*REQUIRED TASK*.
Select all lines holding the word "document" from the entries that follow.

(Saved entries)
──────────────────────────────

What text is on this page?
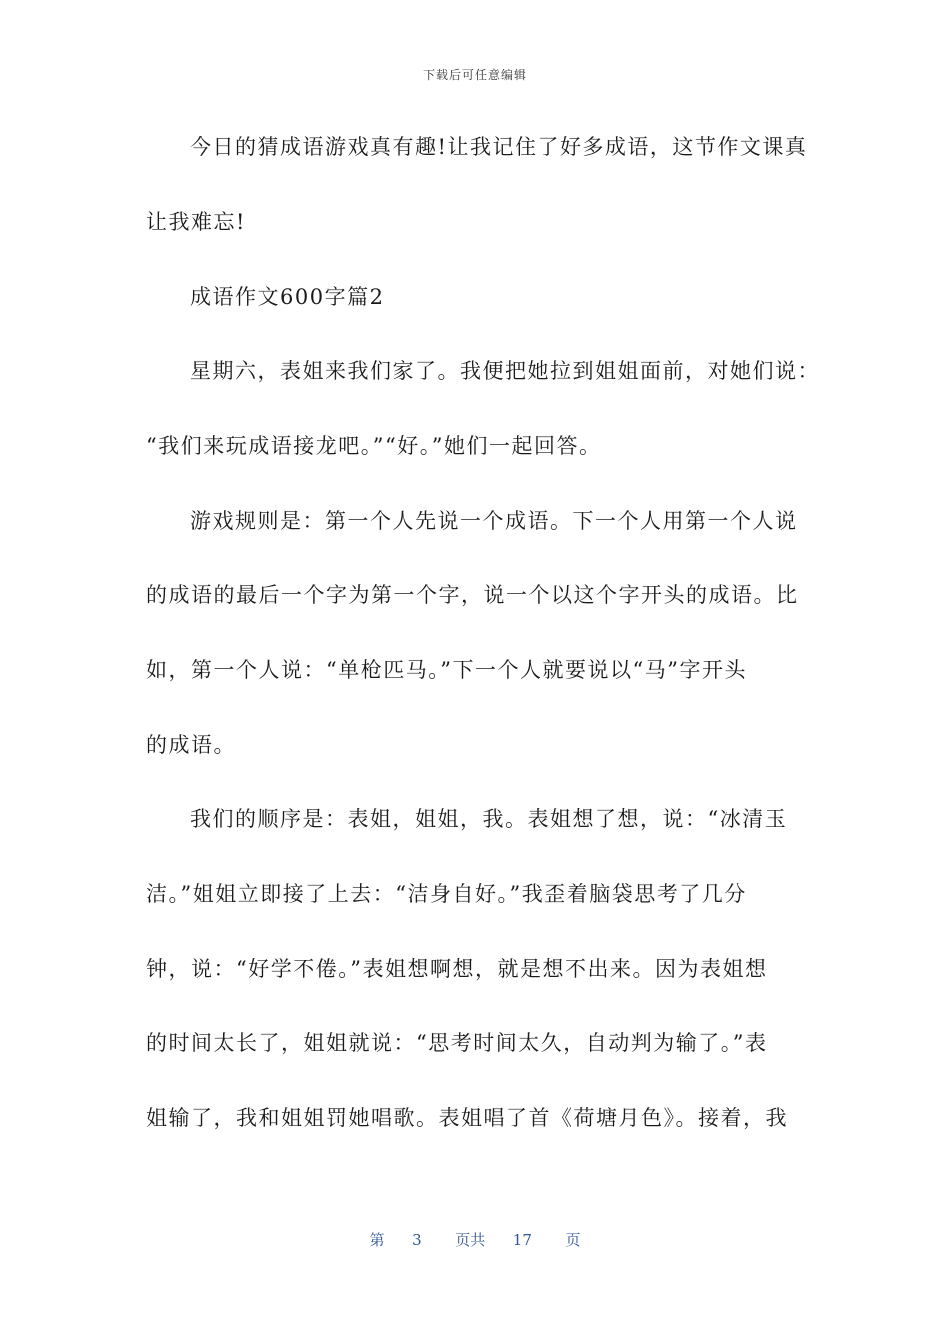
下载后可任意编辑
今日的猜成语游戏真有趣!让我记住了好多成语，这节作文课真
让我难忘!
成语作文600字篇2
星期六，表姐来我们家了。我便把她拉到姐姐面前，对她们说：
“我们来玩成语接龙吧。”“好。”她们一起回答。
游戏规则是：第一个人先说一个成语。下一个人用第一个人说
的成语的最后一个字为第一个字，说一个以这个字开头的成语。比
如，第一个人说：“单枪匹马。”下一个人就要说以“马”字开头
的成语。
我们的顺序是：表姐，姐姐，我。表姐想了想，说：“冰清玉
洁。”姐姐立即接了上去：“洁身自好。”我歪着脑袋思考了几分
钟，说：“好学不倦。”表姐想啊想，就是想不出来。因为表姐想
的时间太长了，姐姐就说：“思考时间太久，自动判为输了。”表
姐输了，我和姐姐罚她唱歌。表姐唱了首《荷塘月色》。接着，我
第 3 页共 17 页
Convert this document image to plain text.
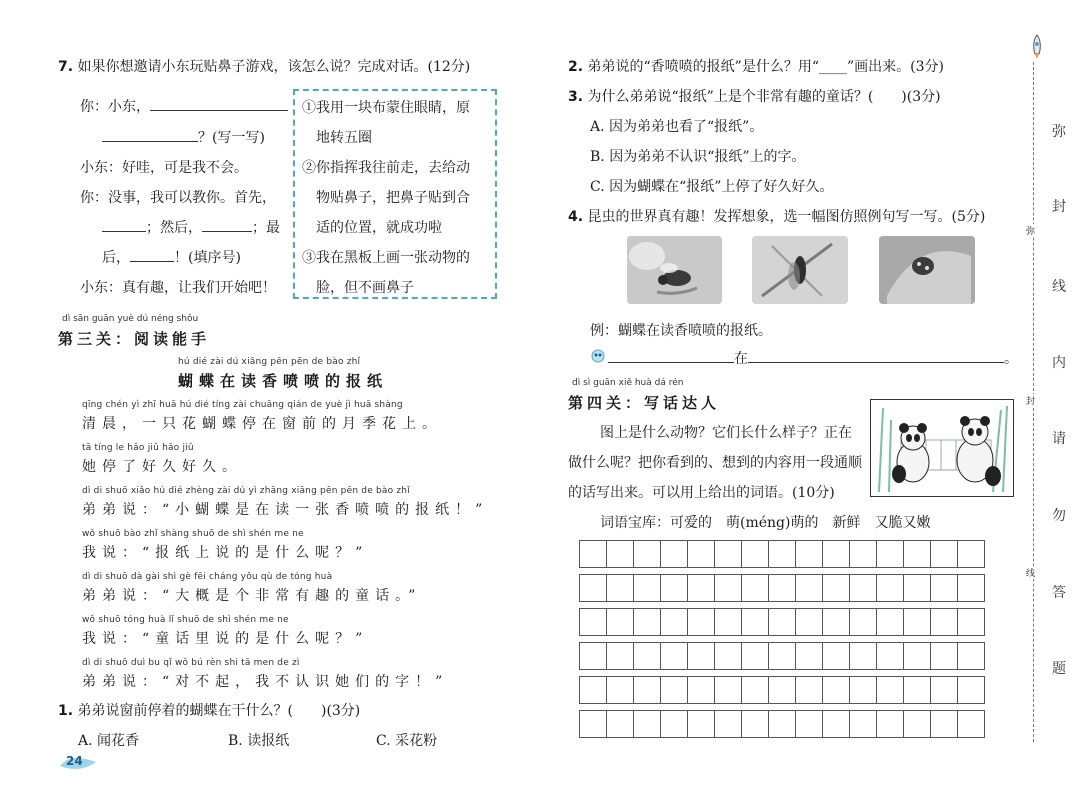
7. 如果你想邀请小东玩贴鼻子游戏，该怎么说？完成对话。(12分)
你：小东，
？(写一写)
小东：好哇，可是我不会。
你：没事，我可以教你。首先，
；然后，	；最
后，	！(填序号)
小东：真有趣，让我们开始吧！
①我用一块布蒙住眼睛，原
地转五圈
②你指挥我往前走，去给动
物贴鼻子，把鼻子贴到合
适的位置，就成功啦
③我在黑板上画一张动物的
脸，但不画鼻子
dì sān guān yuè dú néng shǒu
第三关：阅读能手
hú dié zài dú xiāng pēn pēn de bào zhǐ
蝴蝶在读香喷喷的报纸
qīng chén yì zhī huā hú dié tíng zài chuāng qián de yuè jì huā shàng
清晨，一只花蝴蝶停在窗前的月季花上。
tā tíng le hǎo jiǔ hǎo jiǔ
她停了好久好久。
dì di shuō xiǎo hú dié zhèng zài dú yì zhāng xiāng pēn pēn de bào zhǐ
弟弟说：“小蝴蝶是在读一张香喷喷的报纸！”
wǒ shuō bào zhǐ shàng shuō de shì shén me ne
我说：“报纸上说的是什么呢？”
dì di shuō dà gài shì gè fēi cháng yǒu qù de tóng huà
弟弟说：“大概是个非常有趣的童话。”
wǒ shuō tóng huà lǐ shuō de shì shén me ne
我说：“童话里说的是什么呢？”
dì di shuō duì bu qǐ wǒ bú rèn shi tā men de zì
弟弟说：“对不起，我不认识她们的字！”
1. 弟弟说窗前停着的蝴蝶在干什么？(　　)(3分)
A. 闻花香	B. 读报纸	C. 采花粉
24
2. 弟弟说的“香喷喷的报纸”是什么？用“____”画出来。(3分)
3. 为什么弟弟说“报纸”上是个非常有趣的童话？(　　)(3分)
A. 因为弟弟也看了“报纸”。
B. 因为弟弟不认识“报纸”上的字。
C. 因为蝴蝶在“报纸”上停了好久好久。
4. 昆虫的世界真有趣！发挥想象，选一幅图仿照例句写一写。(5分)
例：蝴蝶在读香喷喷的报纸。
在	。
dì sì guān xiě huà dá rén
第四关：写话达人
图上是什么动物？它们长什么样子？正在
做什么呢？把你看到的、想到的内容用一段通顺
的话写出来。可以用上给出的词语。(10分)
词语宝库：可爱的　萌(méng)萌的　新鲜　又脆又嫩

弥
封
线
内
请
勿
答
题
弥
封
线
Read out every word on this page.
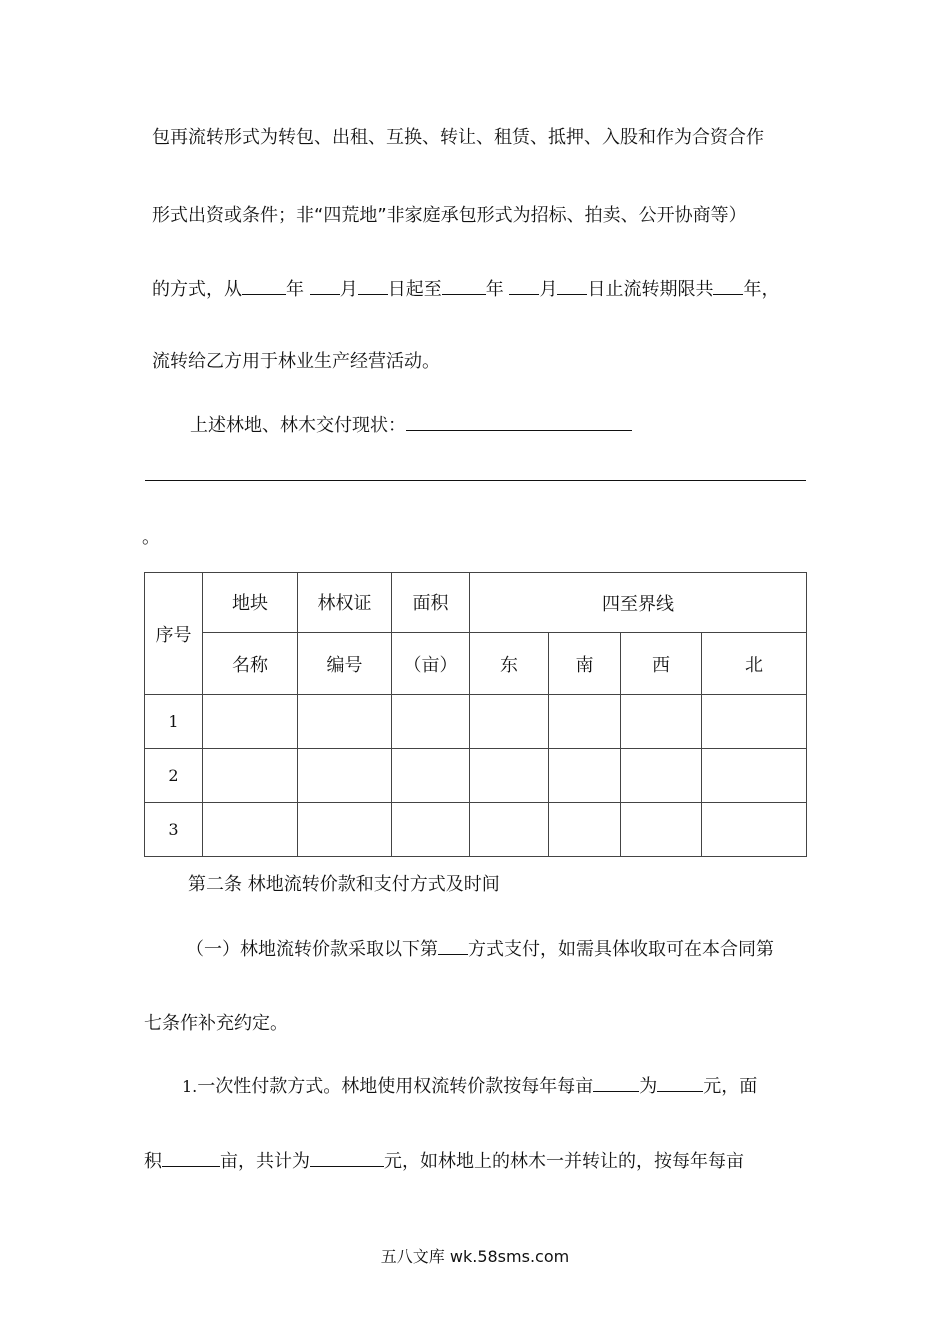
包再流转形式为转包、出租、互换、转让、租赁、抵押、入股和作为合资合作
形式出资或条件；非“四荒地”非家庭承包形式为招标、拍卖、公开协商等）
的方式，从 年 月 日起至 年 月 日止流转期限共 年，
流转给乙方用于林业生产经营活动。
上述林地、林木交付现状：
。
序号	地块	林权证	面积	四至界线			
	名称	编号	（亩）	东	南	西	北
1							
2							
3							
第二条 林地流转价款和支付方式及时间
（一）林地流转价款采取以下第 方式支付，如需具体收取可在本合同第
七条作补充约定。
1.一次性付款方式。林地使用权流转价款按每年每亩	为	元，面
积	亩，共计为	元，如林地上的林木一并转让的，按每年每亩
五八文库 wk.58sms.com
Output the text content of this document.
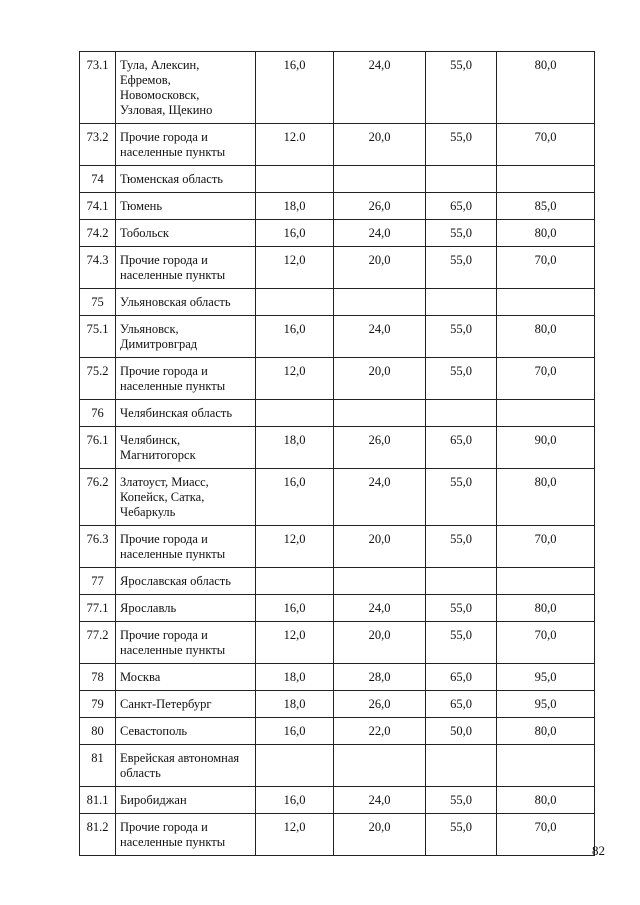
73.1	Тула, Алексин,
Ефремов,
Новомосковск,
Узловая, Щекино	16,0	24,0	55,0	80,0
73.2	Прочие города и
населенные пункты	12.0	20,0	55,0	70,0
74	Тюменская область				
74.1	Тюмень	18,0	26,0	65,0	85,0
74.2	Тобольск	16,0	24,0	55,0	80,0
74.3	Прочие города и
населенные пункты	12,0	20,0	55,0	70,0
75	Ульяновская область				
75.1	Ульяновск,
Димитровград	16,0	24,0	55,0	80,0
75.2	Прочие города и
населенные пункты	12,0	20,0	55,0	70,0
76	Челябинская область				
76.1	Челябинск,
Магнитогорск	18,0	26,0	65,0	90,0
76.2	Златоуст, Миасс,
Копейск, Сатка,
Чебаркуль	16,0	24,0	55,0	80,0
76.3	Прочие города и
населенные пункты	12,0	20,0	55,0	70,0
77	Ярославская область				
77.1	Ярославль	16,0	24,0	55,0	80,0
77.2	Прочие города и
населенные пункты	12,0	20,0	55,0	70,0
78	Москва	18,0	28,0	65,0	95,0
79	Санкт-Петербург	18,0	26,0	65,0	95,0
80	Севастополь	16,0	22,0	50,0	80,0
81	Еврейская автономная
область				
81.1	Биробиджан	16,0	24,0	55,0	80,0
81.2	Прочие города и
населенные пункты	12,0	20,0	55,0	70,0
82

──────────────────────────────

*RESULT OF THE TASK*.
Convert this document image to plain text.
Output the text content of this document.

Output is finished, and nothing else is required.